▸ **EXERCISE DIRECTIONS**
Skip the pictures. Transcribe the rest of the data below without changing a word.

(Extracted records)

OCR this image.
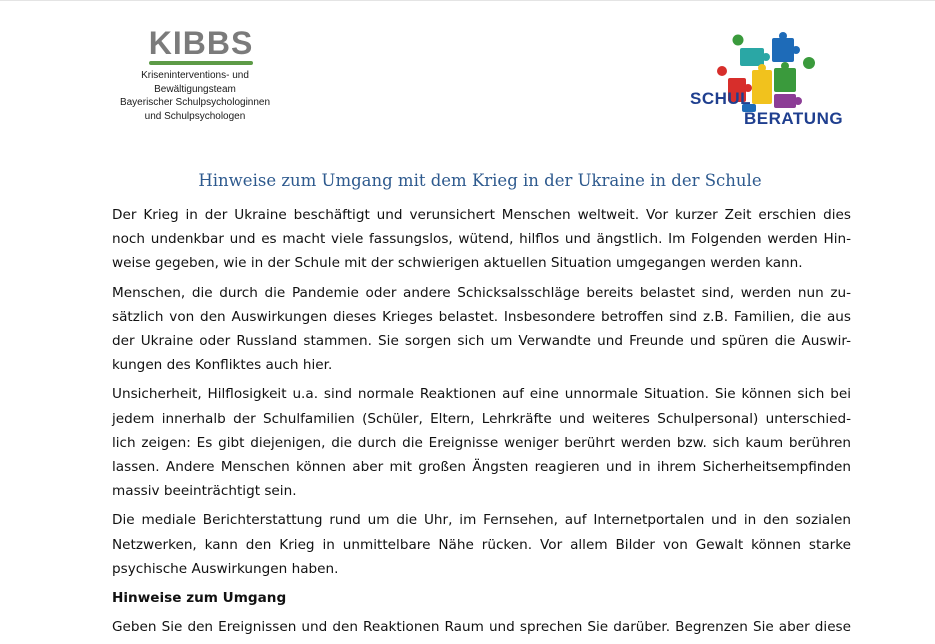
KIBBS
Kriseninterventions- und
Bewältigungsteam
Bayerischer Schulpsychologinnen
und Schulpsychologen
SCHUL
BERATUNG
Hinweise zum Umgang mit dem Krieg in der Ukraine in der Schule
Der Krieg in der Ukraine beschäftigt und verunsichert Menschen weltweit. Vor kurzer Zeit erschien dies
noch undenkbar und es macht viele fassungslos, wütend, hilflos und ängstlich. Im Folgenden werden Hin-
weise gegeben, wie in der Schule mit der schwierigen aktuellen Situation umgegangen werden kann.
Menschen, die durch die Pandemie oder andere Schicksalsschläge bereits belastet sind, werden nun zu-
sätzlich von den Auswirkungen dieses Krieges belastet. Insbesondere betroffen sind z.B. Familien, die aus
der Ukraine oder Russland stammen. Sie sorgen sich um Verwandte und Freunde und spüren die Auswir-
kungen des Konfliktes auch hier.
Unsicherheit, Hilflosigkeit u.a. sind normale Reaktionen auf eine unnormale Situation. Sie können sich bei
jedem innerhalb der Schulfamilien (Schüler, Eltern, Lehrkräfte und weiteres Schulpersonal) unterschied-
lich zeigen: Es gibt diejenigen, die durch die Ereignisse weniger berührt werden bzw. sich kaum berühren
lassen. Andere Menschen können aber mit großen Ängsten reagieren und in ihrem Sicherheitsempfinden
massiv beeinträchtigt sein.
Die mediale Berichterstattung rund um die Uhr, im Fernsehen, auf Internetportalen und in den sozialen
Netzwerken, kann den Krieg in unmittelbare Nähe rücken. Vor allem Bilder von Gewalt können starke
psychische Auswirkungen haben.
Hinweise zum Umgang
Geben Sie den Ereignissen und den Reaktionen Raum und sprechen Sie darüber. Begrenzen Sie aber diese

▸ **EXERCISE RESULT**
OCR this image.
KIBBS
Kriseninterventions- und
Bewältigungsteam
Bayerischer Schulpsychologinnen
und Schulpsychologen
SCHUL
BERATUNG
Hinweise zum Umgang mit dem Krieg in der Ukraine in der Schule
Der Krieg in der Ukraine beschäftigt und verunsichert Menschen weltweit. Vor kurzer Zeit erschien dies
noch undenkbar und es macht viele fassungslos, wütend, hilflos und ängstlich. Im Folgenden werden Hin-
weise gegeben, wie in der Schule mit der schwierigen aktuellen Situation umgegangen werden kann.
Menschen, die durch die Pandemie oder andere Schicksalsschläge bereits belastet sind, werden nun zu-
sätzlich von den Auswirkungen dieses Krieges belastet. Insbesondere betroffen sind z.B. Familien, die aus
der Ukraine oder Russland stammen. Sie sorgen sich um Verwandte und Freunde und spüren die Auswir-
kungen des Konfliktes auch hier.
Unsicherheit, Hilflosigkeit u.a. sind normale Reaktionen auf eine unnormale Situation. Sie können sich bei
jedem innerhalb der Schulfamilien (Schüler, Eltern, Lehrkräfte und weiteres Schulpersonal) unterschied-
lich zeigen: Es gibt diejenigen, die durch die Ereignisse weniger berührt werden bzw. sich kaum berühren
lassen. Andere Menschen können aber mit großen Ängsten reagieren und in ihrem Sicherheitsempfinden
massiv beeinträchtigt sein.
Die mediale Berichterstattung rund um die Uhr, im Fernsehen, auf Internetportalen und in den sozialen
Netzwerken, kann den Krieg in unmittelbare Nähe rücken. Vor allem Bilder von Gewalt können starke
psychische Auswirkungen haben.
Hinweise zum Umgang
Geben Sie den Ereignissen und den Reaktionen Raum und sprechen Sie darüber. Begrenzen Sie aber diese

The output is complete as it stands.